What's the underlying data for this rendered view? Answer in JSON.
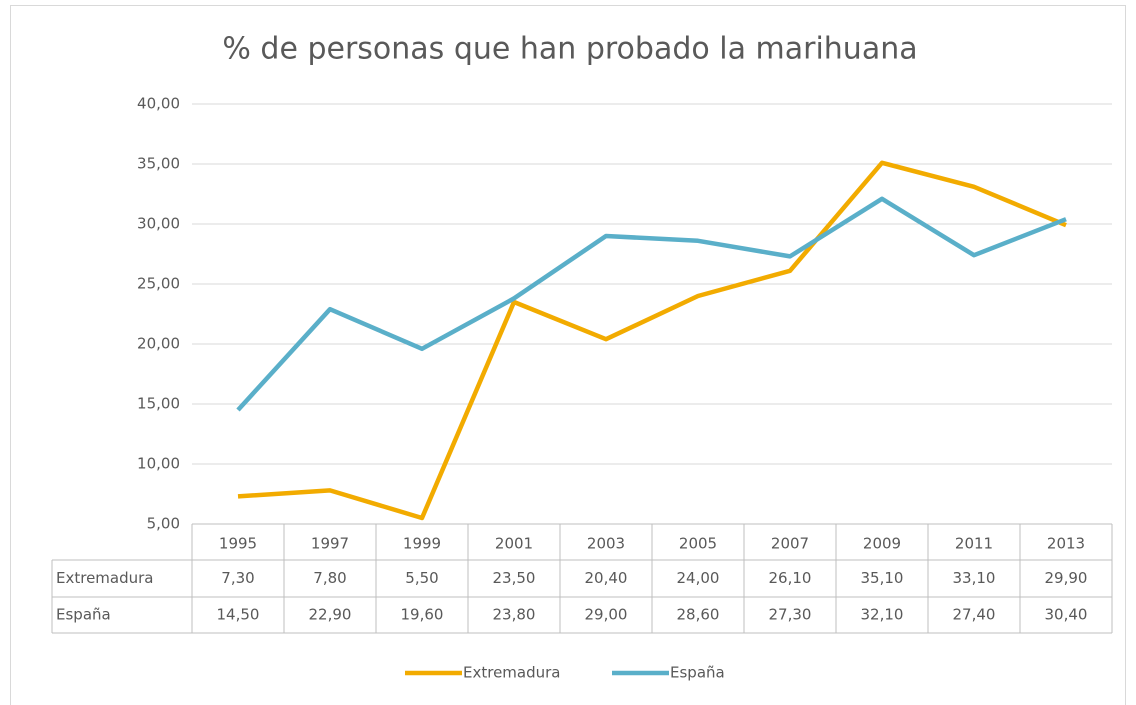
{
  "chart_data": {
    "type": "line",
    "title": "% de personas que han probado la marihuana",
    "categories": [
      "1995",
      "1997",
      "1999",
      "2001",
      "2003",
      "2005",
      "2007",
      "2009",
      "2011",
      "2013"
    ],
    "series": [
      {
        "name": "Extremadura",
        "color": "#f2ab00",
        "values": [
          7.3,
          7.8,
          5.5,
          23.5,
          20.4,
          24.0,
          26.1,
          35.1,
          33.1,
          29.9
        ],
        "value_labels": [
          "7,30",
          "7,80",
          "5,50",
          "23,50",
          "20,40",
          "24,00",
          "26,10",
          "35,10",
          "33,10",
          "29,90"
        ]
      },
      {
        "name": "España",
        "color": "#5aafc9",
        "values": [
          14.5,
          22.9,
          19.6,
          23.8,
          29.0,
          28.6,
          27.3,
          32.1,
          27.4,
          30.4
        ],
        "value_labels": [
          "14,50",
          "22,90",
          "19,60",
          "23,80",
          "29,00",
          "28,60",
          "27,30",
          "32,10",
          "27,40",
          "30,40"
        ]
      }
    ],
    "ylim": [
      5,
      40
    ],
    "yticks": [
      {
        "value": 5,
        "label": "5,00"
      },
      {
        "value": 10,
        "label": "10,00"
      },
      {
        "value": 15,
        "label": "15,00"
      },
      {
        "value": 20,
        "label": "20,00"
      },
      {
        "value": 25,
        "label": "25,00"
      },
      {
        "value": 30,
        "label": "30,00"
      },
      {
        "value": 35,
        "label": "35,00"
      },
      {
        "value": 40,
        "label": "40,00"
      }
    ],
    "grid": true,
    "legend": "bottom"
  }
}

---

YOUR OBJECTIVE
Set every line down exactly as written, leaving each picture out.

TASK OUTPUT
What's the underlying data for this rendered view? Answer in JSON.
{
  "chart_data": {
    "type": "line",
    "title": "% de personas que han probado la marihuana",
    "categories": [
      "1995",
      "1997",
      "1999",
      "2001",
      "2003",
      "2005",
      "2007",
      "2009",
      "2011",
      "2013"
    ],
    "series": [
      {
        "name": "Extremadura",
        "color": "#f2ab00",
        "values": [
          7.3,
          7.8,
          5.5,
          23.5,
          20.4,
          24.0,
          26.1,
          35.1,
          33.1,
          29.9
        ],
        "value_labels": [
          "7,30",
          "7,80",
          "5,50",
          "23,50",
          "20,40",
          "24,00",
          "26,10",
          "35,10",
          "33,10",
          "29,90"
        ]
      },
      {
        "name": "España",
        "color": "#5aafc9",
        "values": [
          14.5,
          22.9,
          19.6,
          23.8,
          29.0,
          28.6,
          27.3,
          32.1,
          27.4,
          30.4
        ],
        "value_labels": [
          "14,50",
          "22,90",
          "19,60",
          "23,80",
          "29,00",
          "28,60",
          "27,30",
          "32,10",
          "27,40",
          "30,40"
        ]
      }
    ],
    "ylim": [
      5,
      40
    ],
    "yticks": [
      {
        "value": 5,
        "label": "5,00"
      },
      {
        "value": 10,
        "label": "10,00"
      },
      {
        "value": 15,
        "label": "15,00"
      },
      {
        "value": 20,
        "label": "20,00"
      },
      {
        "value": 25,
        "label": "25,00"
      },
      {
        "value": 30,
        "label": "30,00"
      },
      {
        "value": 35,
        "label": "35,00"
      },
      {
        "value": 40,
        "label": "40,00"
      }
    ],
    "grid": true,
    "legend": "bottom"
  }
}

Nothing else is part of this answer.